(Stored data entries)
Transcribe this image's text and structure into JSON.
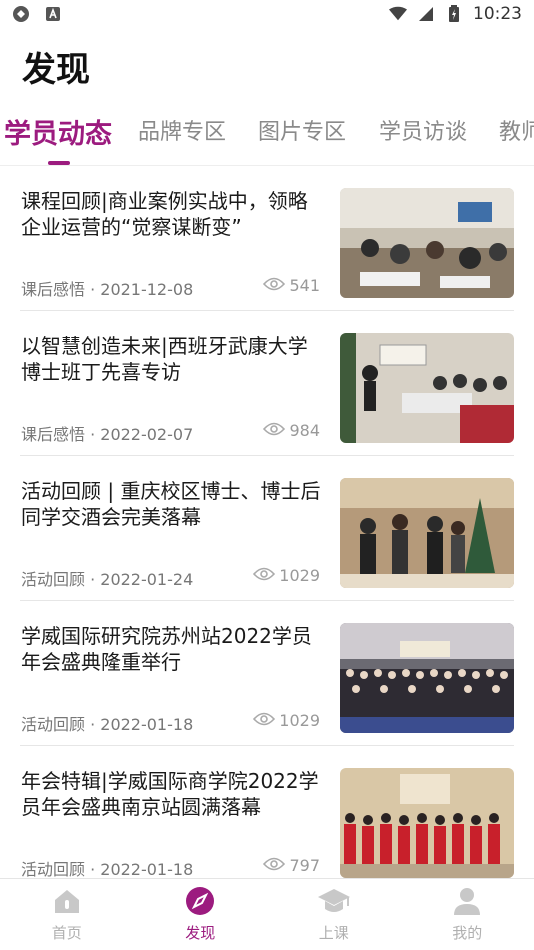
{
  "status_bar": {
    "time": "10:23"
  },
  "header": {
    "title": "发现"
  },
  "tabs": [
    {
      "label": "学员动态",
      "active": true
    },
    {
      "label": "品牌专区",
      "active": false
    },
    {
      "label": "图片专区",
      "active": false
    },
    {
      "label": "学员访谈",
      "active": false
    },
    {
      "label": "教师",
      "active": false
    }
  ],
  "articles": [
    {
      "title": "课程回顾|商业案例实战中，领略企业运营的“觉察谋断变”",
      "category": "课后感悟",
      "date": "2021-12-08",
      "meta": "课后感悟 · 2021-12-08",
      "views": "541"
    },
    {
      "title": "以智慧创造未来|西班牙武康大学博士班丁先喜专访",
      "category": "课后感悟",
      "date": "2022-02-07",
      "meta": "课后感悟 · 2022-02-07",
      "views": "984"
    },
    {
      "title": "活动回顾 | 重庆校区博士、博士后同学交酒会完美落幕",
      "category": "活动回顾",
      "date": "2022-01-24",
      "meta": "活动回顾 · 2022-01-24",
      "views": "1029"
    },
    {
      "title": "学威国际研究院苏州站2022学员年会盛典隆重举行",
      "category": "活动回顾",
      "date": "2022-01-18",
      "meta": "活动回顾 · 2022-01-18",
      "views": "1029"
    },
    {
      "title": "年会特辑|学威国际商学院2022学员年会盛典南京站圆满落幕",
      "category": "活动回顾",
      "date": "2022-01-18",
      "meta": "活动回顾 · 2022-01-18",
      "views": "797"
    }
  ],
  "bottom_nav": [
    {
      "label": "首页",
      "icon": "home-icon",
      "active": false
    },
    {
      "label": "发现",
      "icon": "compass-icon",
      "active": true
    },
    {
      "label": "上课",
      "icon": "graduation-cap-icon",
      "active": false
    },
    {
      "label": "我的",
      "icon": "user-icon",
      "active": false
    }
  ],
  "colors": {
    "accent": "#9c1b7f",
    "inactive": "#b0b0b0"
  }
}
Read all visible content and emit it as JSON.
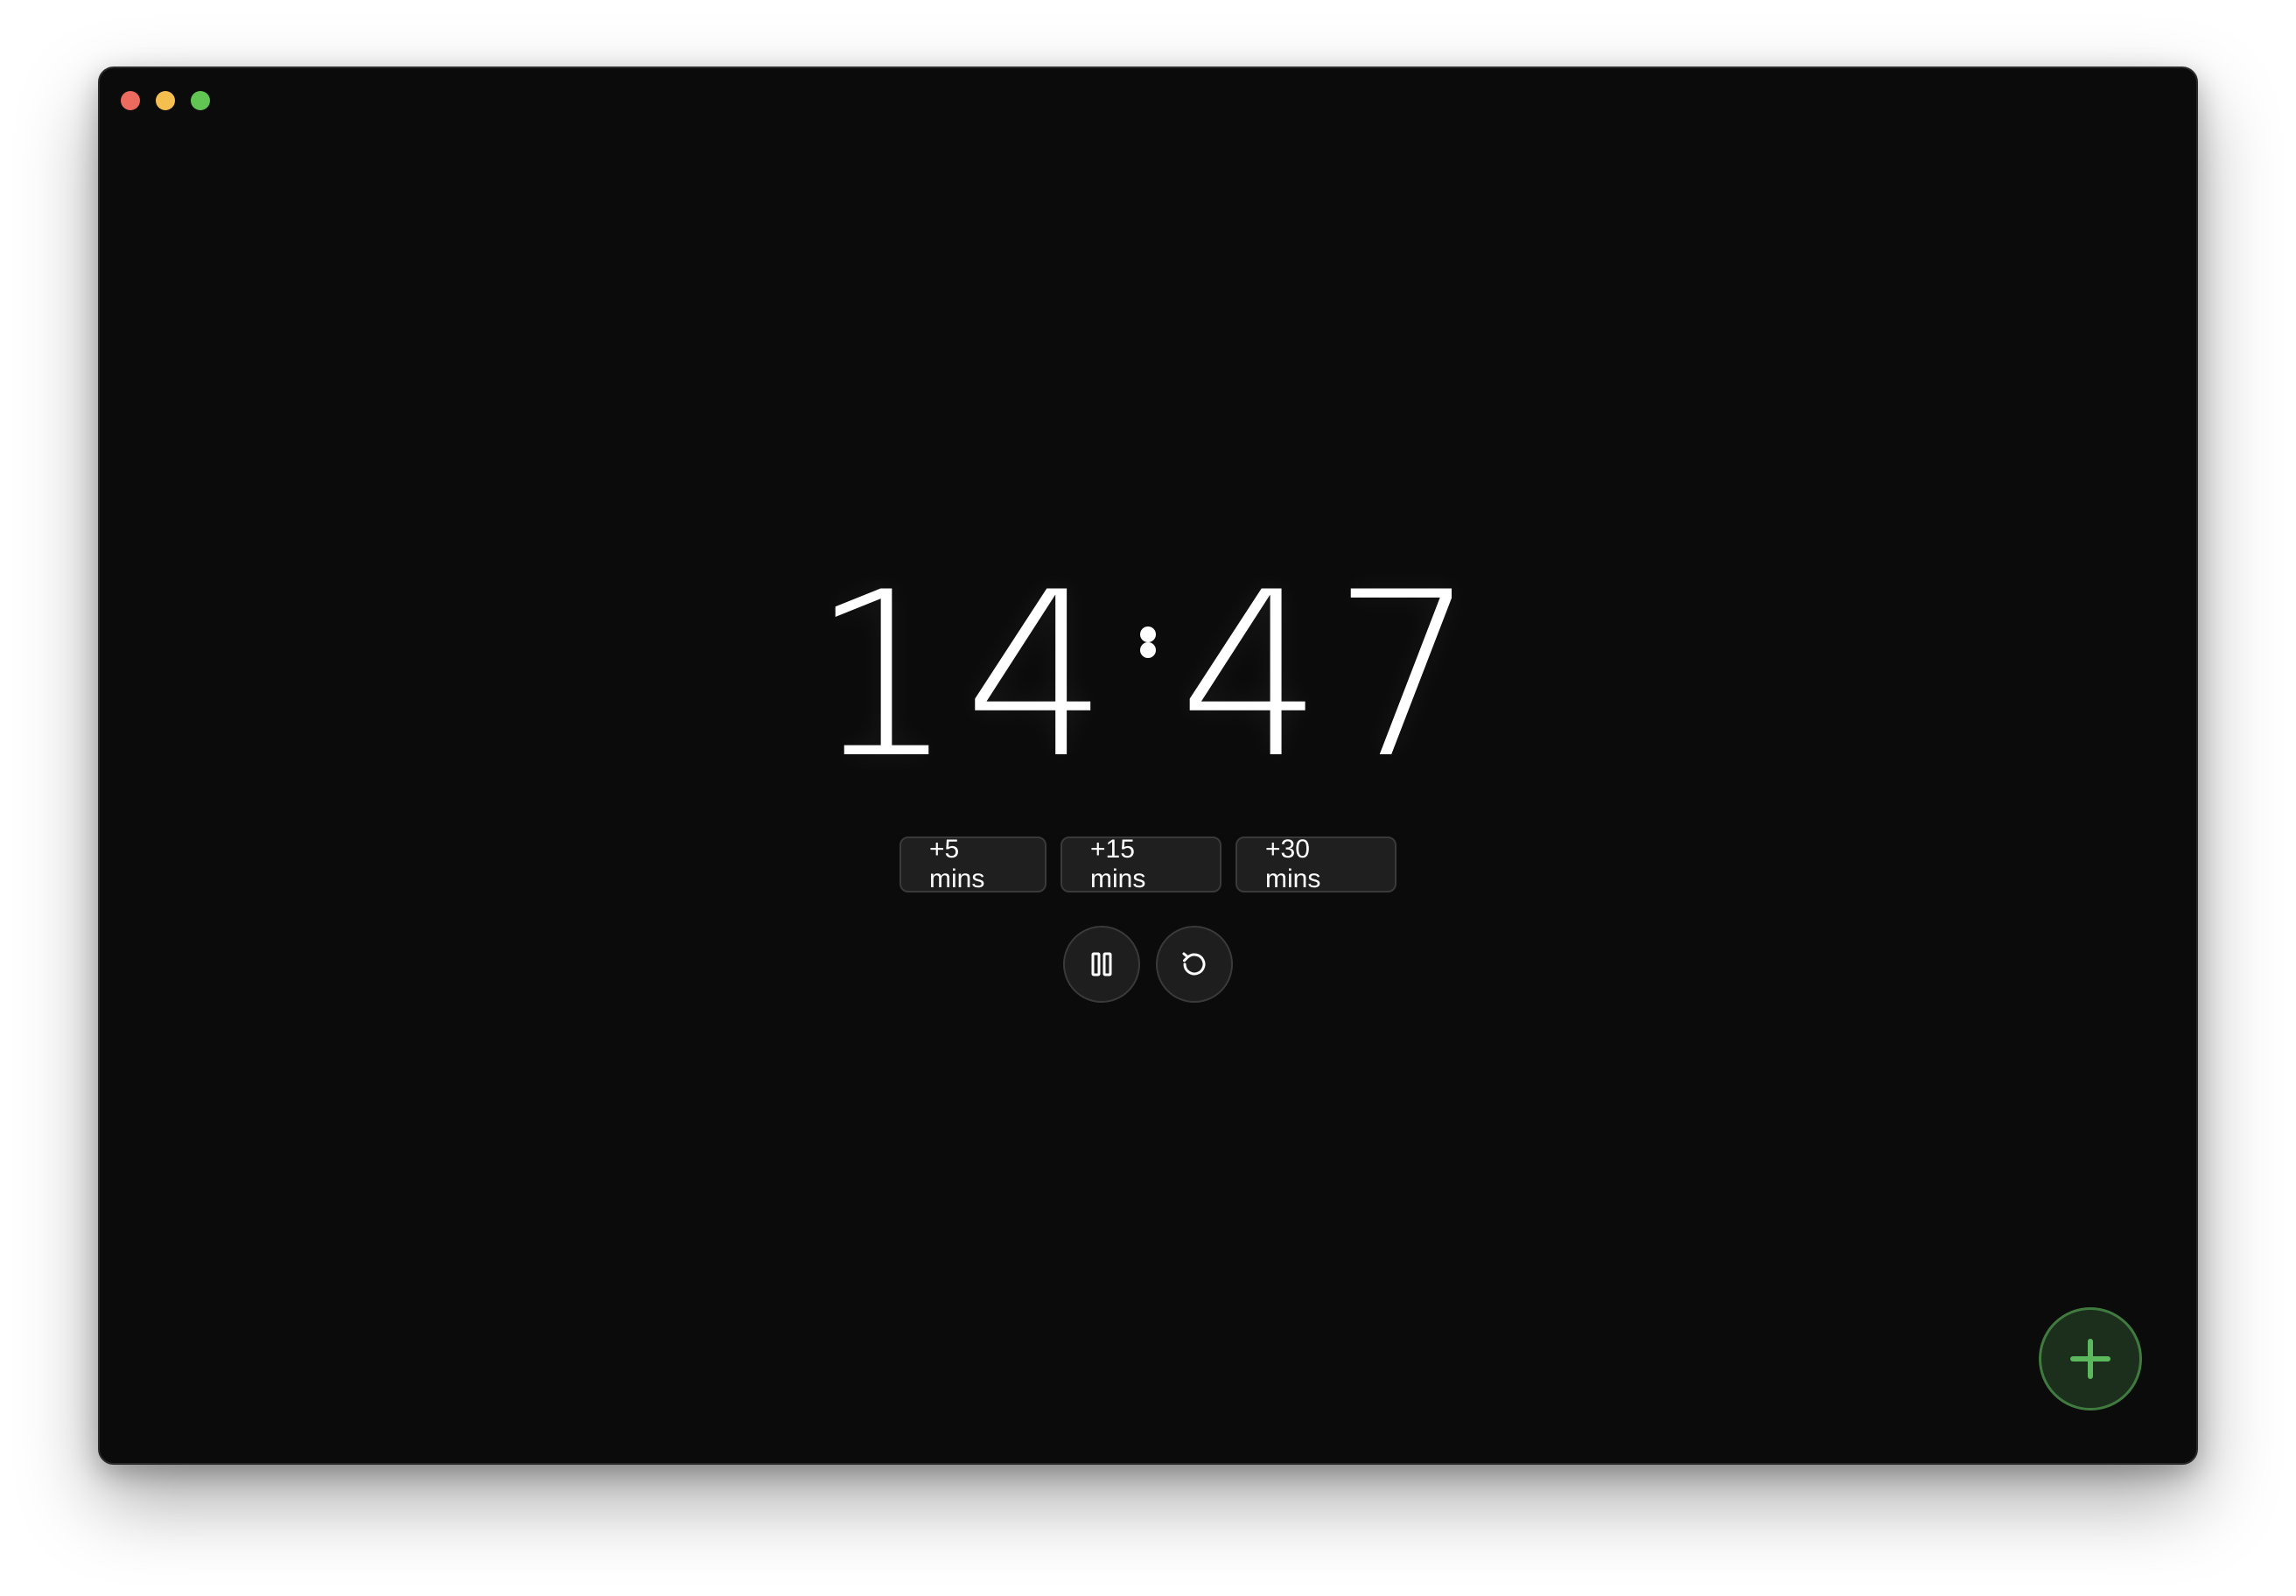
{
  "window": {
    "traffic_lights": [
      {
        "name": "close",
        "color": "#ec6a5e"
      },
      {
        "name": "minimize",
        "color": "#f4bf4f"
      },
      {
        "name": "zoom",
        "color": "#61c554"
      }
    ]
  },
  "timer": {
    "hours": "14",
    "minutes": "47"
  },
  "presets": [
    {
      "label": "+5 mins"
    },
    {
      "label": "+15 mins"
    },
    {
      "label": "+30 mins"
    }
  ],
  "controls": {
    "pause_icon": "pause-icon",
    "reset_icon": "reset-icon"
  },
  "fab": {
    "icon": "plus-icon",
    "accent": "#5cb85c"
  }
}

> _PROBLEM TO WORK ON_: Search the material above for "JSON". Pull out each line where it shows up.

> _RESPONSE TO THIS TASK_:
Transcribe this image's text and structure into JSON.
Read all visible content and emit it as JSON.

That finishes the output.